Task: State how many lines in the listing below include the word "créature", and add nothing besides the number.

Stored items:
● ● ● ●
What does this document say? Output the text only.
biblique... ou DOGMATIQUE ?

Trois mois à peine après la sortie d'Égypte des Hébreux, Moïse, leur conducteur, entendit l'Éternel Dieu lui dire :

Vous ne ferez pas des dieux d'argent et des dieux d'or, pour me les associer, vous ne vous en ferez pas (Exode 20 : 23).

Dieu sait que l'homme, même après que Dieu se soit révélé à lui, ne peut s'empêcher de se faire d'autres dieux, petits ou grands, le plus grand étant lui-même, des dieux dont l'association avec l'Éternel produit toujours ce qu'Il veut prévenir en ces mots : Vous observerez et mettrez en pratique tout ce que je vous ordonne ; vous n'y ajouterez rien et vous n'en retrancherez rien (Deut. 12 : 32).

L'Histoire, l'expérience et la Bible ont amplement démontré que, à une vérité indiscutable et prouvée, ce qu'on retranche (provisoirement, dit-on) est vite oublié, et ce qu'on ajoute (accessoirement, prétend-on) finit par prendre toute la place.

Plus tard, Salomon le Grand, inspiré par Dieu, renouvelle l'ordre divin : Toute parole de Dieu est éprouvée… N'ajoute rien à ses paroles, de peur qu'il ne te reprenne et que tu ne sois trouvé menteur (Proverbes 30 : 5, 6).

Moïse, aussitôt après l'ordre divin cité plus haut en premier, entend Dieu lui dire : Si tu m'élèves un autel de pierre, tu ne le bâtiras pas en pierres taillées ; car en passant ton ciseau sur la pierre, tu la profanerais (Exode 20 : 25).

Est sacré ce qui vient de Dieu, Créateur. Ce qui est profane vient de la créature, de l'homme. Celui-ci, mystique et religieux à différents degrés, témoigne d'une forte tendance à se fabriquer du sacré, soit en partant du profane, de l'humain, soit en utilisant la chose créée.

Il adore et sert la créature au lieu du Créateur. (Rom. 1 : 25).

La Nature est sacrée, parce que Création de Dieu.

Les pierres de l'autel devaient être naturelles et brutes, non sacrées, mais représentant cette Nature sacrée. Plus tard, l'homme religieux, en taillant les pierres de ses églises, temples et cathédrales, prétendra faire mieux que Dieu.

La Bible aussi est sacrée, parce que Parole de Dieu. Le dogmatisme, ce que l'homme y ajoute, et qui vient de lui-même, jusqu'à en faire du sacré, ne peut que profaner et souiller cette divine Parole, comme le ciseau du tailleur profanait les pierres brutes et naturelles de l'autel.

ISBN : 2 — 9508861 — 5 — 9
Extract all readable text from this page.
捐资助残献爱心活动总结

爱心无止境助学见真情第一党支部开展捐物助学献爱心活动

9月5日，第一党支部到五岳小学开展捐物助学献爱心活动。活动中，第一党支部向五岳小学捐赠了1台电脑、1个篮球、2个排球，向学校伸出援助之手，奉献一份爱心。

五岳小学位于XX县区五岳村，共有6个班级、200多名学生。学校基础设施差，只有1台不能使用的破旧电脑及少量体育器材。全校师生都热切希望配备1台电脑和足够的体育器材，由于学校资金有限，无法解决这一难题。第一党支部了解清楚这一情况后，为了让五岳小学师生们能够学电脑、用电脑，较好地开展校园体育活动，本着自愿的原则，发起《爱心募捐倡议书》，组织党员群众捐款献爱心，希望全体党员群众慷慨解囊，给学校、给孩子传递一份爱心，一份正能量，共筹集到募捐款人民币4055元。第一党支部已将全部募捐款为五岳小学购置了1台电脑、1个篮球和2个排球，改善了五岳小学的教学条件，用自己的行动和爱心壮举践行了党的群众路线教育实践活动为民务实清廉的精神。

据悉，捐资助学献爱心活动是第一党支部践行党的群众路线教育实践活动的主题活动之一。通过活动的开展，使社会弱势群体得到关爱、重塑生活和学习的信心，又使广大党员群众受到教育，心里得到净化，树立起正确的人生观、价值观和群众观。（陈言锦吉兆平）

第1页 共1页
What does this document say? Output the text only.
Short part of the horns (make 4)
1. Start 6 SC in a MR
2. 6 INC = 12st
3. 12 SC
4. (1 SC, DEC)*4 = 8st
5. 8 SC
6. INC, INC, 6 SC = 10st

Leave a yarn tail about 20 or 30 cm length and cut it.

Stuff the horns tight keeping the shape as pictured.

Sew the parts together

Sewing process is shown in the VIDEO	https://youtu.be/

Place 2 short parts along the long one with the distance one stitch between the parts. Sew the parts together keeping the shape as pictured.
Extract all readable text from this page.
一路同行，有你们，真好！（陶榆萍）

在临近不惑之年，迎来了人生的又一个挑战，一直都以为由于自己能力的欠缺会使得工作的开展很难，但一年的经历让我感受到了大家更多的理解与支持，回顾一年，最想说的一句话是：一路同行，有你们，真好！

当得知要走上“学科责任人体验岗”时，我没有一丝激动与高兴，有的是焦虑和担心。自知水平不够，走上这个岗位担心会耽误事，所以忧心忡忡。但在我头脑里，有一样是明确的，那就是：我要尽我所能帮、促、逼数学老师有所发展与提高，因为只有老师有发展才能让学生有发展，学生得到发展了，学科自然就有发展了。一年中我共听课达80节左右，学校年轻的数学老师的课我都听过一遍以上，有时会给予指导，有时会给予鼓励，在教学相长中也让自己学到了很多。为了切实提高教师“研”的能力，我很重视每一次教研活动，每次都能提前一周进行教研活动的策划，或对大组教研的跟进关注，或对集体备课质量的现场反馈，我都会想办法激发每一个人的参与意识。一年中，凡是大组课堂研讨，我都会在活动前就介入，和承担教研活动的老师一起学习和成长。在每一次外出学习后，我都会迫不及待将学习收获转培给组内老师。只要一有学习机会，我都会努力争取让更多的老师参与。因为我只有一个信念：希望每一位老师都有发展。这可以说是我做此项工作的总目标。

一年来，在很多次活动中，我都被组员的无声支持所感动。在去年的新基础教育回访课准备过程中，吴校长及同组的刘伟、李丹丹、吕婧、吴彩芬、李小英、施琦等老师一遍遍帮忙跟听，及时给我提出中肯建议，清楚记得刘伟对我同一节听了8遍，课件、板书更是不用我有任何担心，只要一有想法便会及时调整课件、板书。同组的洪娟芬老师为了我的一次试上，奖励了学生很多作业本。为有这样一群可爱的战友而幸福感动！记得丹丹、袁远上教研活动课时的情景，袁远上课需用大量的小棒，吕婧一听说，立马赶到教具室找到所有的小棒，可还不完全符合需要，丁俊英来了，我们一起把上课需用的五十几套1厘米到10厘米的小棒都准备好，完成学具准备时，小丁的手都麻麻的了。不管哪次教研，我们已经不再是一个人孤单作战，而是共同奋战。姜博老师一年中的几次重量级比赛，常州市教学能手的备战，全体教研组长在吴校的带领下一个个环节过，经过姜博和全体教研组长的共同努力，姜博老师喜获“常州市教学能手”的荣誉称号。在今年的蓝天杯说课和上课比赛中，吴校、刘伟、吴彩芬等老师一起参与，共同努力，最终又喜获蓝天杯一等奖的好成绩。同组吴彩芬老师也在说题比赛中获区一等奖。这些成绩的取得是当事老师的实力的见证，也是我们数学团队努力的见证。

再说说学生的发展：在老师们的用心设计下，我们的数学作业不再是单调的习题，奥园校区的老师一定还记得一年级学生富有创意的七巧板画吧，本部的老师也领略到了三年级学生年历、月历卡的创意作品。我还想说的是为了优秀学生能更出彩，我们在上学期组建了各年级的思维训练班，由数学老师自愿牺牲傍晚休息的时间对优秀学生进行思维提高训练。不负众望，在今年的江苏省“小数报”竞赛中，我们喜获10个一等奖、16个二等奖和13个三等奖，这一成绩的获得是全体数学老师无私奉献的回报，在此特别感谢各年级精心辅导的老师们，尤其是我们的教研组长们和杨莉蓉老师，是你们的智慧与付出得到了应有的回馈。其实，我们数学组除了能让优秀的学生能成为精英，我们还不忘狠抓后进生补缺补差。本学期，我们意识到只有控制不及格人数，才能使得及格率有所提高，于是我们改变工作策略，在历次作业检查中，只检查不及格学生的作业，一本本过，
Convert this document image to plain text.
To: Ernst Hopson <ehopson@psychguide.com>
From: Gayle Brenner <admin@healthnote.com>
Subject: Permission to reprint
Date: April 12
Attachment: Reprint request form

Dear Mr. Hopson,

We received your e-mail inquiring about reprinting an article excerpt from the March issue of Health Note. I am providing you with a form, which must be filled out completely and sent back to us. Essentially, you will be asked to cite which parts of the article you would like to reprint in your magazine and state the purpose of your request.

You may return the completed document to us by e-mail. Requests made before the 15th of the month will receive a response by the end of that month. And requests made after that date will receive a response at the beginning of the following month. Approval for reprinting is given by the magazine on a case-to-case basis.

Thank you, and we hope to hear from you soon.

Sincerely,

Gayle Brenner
● ● ● ●
Response to this task: 2